**Given instruction:** For every line in the records that has the word "smaller", make a copy.

**Task inputs:**
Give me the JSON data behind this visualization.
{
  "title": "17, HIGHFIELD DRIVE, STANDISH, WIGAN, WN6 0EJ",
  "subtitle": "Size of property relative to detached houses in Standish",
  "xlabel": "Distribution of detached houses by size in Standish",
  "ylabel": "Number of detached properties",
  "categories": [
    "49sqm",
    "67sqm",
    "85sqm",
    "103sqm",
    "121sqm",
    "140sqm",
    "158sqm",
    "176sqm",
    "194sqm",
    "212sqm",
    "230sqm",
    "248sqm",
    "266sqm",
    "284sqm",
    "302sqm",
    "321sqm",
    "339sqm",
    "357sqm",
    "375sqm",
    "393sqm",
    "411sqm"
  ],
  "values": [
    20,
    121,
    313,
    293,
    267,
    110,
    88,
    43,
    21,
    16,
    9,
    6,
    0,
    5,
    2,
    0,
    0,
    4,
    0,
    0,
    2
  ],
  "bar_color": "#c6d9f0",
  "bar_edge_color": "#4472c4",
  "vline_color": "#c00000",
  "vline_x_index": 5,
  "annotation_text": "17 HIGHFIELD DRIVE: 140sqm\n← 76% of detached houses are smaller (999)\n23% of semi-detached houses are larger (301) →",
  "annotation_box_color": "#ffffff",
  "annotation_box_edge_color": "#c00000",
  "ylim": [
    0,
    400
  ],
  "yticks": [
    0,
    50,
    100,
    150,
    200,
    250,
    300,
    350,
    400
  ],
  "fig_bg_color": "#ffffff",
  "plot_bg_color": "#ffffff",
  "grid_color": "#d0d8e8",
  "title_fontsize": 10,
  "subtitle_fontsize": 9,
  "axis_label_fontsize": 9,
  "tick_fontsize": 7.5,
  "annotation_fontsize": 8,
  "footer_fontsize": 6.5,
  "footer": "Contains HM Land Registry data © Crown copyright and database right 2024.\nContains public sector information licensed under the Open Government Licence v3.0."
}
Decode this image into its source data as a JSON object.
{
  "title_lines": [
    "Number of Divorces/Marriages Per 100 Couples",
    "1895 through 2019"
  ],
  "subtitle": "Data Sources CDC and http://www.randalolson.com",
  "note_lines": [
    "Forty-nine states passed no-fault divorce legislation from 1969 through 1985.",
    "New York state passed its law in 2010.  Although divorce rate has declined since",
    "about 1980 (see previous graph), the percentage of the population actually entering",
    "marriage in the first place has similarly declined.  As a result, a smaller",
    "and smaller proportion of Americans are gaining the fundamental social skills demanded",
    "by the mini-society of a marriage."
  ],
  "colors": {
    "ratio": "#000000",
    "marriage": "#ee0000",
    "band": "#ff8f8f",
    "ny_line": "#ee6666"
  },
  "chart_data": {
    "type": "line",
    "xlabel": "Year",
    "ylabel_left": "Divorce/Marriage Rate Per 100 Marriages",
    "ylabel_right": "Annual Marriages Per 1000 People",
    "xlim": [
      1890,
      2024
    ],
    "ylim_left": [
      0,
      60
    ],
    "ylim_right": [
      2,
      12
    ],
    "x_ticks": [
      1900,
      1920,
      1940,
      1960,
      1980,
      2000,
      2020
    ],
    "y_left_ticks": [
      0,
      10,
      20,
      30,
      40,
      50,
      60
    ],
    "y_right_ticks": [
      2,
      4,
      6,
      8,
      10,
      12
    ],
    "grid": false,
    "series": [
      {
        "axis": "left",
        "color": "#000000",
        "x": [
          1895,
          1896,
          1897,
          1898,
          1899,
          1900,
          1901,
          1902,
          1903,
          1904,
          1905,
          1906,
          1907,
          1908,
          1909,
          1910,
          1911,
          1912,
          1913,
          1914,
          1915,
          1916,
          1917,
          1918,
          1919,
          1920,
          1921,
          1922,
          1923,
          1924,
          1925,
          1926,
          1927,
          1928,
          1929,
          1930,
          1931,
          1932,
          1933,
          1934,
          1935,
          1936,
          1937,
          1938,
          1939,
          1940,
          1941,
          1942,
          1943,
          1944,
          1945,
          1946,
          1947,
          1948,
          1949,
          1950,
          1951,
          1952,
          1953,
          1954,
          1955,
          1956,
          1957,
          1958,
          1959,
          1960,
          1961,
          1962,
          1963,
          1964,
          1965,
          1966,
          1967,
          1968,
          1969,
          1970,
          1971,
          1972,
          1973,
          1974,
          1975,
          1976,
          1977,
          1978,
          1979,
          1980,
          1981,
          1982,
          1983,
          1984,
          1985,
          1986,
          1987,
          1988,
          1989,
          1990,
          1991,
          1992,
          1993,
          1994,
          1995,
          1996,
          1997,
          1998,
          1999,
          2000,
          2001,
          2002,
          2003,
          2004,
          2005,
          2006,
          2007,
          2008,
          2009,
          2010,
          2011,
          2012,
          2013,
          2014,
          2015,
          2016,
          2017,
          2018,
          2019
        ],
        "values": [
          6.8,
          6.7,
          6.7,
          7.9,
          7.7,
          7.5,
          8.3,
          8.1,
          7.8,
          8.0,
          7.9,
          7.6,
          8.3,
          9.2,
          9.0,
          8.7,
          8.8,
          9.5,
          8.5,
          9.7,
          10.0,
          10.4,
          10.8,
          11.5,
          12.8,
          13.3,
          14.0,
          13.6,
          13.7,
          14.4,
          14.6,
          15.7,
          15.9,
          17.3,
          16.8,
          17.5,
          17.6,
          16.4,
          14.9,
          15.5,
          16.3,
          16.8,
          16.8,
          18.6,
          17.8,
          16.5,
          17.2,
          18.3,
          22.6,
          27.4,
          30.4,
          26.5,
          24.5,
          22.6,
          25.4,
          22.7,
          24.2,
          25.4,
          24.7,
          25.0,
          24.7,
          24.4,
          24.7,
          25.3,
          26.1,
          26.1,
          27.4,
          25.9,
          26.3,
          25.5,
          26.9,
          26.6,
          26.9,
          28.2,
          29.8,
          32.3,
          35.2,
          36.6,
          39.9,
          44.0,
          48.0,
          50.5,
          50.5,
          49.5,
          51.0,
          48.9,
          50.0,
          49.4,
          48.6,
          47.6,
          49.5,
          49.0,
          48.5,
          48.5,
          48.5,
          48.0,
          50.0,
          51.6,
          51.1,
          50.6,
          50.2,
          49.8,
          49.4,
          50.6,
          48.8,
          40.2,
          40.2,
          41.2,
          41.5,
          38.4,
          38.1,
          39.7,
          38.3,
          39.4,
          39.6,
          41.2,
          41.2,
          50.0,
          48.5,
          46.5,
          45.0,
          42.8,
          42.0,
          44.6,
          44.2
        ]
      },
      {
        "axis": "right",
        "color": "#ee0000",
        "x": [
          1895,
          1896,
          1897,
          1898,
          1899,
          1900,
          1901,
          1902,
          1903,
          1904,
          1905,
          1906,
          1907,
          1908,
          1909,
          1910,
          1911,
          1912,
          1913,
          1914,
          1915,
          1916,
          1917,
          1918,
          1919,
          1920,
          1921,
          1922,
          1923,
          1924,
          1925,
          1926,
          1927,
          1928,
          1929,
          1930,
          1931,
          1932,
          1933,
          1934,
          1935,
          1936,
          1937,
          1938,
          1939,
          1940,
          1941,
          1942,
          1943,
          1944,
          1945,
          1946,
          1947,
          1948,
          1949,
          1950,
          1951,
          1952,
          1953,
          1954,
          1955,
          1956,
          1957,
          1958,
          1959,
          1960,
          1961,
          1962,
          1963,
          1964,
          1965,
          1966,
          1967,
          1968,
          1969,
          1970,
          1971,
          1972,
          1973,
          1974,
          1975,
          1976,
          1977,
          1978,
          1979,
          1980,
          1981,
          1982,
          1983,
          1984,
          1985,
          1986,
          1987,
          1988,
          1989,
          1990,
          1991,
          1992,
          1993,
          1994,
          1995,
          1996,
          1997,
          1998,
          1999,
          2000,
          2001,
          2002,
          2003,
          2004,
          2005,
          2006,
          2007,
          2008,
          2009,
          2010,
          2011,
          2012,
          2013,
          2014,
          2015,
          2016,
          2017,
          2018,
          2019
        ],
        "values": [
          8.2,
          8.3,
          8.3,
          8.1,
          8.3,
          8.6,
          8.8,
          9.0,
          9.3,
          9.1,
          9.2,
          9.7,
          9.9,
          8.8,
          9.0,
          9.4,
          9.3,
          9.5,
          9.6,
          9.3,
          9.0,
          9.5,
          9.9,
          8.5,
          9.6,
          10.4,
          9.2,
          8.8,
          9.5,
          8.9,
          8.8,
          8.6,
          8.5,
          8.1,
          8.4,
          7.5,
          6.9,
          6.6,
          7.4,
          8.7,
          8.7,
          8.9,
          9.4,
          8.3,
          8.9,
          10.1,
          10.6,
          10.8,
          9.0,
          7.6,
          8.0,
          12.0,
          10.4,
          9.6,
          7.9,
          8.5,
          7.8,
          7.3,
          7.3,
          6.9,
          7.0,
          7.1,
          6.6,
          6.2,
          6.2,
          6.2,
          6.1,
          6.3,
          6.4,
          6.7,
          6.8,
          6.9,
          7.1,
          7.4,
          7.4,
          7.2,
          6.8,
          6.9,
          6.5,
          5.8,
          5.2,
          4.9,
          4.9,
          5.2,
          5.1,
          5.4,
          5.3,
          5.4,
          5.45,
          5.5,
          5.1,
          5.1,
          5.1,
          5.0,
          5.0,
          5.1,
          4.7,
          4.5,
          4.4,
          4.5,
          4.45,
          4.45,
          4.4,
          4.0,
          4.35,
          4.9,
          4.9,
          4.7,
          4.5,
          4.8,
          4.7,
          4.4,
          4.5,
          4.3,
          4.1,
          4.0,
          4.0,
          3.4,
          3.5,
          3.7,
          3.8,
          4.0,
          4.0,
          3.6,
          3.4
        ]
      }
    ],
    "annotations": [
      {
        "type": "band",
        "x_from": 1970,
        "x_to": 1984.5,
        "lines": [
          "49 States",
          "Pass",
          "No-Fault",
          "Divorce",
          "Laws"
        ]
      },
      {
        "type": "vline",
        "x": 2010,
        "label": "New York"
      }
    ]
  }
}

**Result for this task:**
  "annotation_text": "17 HIGHFIELD DRIVE: 140sqm\n← 76% of detached houses are smaller (999)\n23% of semi-detached houses are larger (301) →",
    "marriage in the first place has similarly declined.  As a result, a smaller",
    "and smaller proportion of Americans are gaining the fundamental social skills demanded",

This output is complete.